Records to use:
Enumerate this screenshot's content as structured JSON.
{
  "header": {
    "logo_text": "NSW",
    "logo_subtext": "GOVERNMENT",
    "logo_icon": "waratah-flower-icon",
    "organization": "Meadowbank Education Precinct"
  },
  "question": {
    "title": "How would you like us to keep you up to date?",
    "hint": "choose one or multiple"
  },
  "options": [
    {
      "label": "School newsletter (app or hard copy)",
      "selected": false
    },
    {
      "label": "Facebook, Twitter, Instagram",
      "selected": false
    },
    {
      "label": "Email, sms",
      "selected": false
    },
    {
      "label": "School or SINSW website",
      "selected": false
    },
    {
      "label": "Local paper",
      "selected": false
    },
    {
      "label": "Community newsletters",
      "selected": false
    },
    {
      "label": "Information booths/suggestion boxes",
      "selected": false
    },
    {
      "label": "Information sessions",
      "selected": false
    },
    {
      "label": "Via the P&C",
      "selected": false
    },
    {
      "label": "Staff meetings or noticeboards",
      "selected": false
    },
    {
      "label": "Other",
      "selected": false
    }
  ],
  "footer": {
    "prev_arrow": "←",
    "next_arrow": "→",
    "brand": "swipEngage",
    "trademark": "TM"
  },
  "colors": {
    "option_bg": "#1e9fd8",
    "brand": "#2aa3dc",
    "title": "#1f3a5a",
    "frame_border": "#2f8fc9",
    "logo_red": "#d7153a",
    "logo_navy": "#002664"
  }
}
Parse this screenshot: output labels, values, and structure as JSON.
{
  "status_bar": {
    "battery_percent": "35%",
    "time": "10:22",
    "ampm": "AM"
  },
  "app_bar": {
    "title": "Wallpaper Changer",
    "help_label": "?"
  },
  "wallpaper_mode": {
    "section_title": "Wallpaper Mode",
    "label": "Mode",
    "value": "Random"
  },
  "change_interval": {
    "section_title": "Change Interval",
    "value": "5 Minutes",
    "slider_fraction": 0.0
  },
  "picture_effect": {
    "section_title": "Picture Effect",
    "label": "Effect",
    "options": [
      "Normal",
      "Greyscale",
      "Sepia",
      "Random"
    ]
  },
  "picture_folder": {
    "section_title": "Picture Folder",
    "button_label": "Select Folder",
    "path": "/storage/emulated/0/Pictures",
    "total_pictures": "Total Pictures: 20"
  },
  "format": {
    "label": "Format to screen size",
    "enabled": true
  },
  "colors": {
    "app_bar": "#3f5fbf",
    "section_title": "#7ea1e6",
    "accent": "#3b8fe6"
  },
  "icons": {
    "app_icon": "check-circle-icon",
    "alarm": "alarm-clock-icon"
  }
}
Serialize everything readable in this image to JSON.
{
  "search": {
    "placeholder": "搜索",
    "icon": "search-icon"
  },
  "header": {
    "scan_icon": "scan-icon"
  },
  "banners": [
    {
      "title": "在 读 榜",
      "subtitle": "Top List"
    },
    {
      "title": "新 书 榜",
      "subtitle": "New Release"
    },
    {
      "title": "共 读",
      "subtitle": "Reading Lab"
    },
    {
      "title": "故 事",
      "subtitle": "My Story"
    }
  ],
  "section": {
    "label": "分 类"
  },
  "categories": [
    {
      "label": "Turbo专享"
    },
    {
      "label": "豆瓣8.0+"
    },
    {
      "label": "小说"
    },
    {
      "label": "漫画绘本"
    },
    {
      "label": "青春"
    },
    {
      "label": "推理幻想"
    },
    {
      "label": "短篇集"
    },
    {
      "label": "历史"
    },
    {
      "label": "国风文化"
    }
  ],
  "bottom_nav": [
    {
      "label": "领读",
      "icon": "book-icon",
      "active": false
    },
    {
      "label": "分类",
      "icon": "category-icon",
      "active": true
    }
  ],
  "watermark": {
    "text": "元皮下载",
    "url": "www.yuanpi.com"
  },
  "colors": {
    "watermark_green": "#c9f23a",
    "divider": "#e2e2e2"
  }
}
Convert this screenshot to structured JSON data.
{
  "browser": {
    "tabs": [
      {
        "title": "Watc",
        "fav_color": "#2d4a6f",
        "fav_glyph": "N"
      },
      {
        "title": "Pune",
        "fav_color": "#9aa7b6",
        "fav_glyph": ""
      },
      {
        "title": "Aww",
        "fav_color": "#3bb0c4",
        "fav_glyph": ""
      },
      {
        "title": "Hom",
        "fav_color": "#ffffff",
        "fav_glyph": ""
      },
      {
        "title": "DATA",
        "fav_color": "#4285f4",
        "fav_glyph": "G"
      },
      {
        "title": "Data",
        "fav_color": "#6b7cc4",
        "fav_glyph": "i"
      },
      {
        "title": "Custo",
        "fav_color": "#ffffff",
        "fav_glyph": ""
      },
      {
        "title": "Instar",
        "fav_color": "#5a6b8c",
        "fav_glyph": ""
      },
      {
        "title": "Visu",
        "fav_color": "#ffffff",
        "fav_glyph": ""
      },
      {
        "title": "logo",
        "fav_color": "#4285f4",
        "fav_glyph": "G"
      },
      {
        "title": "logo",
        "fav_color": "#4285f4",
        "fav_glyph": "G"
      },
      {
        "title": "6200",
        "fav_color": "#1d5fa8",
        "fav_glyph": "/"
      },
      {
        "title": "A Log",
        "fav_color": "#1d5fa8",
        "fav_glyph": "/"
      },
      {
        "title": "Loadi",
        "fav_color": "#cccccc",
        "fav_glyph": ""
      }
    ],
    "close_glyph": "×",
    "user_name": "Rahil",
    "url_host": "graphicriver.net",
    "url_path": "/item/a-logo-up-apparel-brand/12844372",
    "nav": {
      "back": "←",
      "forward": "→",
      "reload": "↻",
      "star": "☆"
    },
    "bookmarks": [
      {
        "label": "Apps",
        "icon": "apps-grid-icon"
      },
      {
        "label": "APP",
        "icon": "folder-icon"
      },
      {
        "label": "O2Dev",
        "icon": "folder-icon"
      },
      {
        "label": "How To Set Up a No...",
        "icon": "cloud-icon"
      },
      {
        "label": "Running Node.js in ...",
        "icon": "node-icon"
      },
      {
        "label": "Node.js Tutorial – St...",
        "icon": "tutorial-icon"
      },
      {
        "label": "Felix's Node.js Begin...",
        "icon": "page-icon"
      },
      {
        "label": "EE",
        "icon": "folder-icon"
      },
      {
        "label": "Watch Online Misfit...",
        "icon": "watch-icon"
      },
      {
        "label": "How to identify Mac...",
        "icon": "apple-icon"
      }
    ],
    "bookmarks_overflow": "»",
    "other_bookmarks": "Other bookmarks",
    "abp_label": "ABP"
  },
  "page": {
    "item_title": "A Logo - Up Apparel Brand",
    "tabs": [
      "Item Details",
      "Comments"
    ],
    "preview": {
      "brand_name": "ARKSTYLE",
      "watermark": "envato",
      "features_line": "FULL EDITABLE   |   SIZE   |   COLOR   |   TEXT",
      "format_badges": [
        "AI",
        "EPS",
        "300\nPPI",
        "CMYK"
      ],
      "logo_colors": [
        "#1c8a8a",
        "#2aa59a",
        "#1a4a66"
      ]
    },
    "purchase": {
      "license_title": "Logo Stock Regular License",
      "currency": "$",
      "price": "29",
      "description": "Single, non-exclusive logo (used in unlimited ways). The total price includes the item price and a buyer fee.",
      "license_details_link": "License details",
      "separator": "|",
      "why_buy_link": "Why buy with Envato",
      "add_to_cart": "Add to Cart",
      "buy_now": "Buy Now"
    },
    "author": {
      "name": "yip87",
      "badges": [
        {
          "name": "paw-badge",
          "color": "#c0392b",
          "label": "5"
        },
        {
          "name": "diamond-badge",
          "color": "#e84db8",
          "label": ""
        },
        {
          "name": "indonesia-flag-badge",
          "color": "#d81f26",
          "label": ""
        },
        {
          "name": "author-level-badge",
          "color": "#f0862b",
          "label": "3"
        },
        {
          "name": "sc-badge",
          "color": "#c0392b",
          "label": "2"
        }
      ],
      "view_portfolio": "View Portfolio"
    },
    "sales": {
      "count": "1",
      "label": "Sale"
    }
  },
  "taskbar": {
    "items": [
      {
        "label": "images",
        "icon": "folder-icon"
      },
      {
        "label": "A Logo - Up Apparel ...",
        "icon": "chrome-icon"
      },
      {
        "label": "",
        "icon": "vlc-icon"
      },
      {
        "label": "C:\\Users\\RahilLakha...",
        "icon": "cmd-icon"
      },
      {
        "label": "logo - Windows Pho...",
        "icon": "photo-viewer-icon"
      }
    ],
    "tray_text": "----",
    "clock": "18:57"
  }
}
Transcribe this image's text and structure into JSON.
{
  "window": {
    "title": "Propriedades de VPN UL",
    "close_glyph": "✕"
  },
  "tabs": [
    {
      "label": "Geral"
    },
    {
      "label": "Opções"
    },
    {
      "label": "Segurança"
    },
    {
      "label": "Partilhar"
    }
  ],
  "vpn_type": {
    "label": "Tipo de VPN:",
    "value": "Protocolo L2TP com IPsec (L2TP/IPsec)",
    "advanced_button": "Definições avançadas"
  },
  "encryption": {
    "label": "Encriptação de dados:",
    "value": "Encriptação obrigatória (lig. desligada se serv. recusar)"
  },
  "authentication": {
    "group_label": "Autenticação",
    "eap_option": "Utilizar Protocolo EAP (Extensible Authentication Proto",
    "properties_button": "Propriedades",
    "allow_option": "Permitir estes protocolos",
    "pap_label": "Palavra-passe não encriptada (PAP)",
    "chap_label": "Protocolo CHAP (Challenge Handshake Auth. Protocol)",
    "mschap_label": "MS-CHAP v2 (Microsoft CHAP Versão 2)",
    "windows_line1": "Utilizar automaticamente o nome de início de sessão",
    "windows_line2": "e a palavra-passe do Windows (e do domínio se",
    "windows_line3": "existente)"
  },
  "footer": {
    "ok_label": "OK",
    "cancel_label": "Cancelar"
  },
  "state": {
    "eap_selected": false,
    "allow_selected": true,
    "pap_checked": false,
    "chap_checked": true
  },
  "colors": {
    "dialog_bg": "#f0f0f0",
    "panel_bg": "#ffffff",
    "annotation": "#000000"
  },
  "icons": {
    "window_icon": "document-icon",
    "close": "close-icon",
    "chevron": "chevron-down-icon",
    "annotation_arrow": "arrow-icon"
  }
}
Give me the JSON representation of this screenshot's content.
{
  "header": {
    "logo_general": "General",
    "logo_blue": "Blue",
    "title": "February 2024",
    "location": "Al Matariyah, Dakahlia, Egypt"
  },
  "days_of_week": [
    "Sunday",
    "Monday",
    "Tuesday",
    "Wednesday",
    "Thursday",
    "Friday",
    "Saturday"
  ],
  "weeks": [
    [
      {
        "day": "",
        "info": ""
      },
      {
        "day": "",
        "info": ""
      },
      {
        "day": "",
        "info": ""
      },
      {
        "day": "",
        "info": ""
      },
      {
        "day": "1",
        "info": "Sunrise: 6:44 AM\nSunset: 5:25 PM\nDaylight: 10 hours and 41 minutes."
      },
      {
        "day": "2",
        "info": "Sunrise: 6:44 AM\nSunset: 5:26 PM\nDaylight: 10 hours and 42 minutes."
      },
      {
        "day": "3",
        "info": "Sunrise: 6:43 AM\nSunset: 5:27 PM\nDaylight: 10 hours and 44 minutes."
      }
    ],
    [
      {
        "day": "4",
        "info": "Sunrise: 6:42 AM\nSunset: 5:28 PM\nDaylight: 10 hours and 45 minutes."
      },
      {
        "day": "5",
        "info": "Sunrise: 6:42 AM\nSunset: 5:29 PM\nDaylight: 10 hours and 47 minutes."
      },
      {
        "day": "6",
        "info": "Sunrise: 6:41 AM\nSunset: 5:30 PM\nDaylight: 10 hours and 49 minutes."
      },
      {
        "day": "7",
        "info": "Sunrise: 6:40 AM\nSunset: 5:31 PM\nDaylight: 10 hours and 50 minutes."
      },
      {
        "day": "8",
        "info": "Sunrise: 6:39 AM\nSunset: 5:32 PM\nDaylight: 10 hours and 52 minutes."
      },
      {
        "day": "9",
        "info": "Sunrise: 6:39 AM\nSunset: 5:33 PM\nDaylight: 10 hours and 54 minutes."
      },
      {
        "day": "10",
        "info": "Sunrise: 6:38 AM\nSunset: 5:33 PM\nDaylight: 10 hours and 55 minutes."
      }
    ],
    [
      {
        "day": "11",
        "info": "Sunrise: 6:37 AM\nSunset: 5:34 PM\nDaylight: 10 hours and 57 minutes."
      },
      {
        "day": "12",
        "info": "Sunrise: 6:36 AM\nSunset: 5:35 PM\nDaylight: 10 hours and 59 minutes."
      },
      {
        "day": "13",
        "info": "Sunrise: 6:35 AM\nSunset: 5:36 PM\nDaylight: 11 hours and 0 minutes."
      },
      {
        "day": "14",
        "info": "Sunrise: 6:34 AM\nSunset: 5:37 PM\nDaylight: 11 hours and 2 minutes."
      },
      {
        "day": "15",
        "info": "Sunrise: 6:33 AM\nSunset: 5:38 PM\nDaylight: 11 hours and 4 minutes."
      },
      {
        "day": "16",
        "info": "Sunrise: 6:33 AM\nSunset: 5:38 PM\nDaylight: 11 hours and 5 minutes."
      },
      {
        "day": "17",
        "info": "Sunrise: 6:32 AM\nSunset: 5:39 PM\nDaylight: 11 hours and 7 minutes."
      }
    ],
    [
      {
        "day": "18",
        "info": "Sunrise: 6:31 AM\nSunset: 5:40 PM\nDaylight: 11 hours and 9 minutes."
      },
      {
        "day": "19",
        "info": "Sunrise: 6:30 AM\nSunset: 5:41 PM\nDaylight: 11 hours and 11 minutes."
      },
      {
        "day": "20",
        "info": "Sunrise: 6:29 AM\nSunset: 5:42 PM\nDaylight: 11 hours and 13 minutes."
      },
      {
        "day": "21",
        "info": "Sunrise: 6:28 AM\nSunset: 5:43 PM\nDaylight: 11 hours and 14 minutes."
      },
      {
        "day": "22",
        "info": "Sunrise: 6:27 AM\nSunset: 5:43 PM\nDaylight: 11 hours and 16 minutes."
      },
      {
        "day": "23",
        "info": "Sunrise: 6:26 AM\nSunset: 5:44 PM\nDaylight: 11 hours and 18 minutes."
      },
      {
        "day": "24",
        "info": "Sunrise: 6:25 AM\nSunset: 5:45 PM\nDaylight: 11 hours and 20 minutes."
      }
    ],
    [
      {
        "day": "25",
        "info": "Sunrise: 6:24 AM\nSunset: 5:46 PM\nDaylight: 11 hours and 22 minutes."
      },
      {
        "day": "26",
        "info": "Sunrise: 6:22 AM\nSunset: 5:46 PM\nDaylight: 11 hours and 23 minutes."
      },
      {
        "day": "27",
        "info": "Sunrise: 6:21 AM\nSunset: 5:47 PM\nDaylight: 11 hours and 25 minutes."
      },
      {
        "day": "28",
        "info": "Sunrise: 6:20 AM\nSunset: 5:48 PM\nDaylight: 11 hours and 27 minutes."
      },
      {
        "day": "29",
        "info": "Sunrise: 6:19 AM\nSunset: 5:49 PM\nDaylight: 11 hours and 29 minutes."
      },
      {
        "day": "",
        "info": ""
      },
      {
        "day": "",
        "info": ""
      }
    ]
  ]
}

To do:
Using the material above, state how many lines include the string "subtitle". Answer with a single number.

Finished answer:
4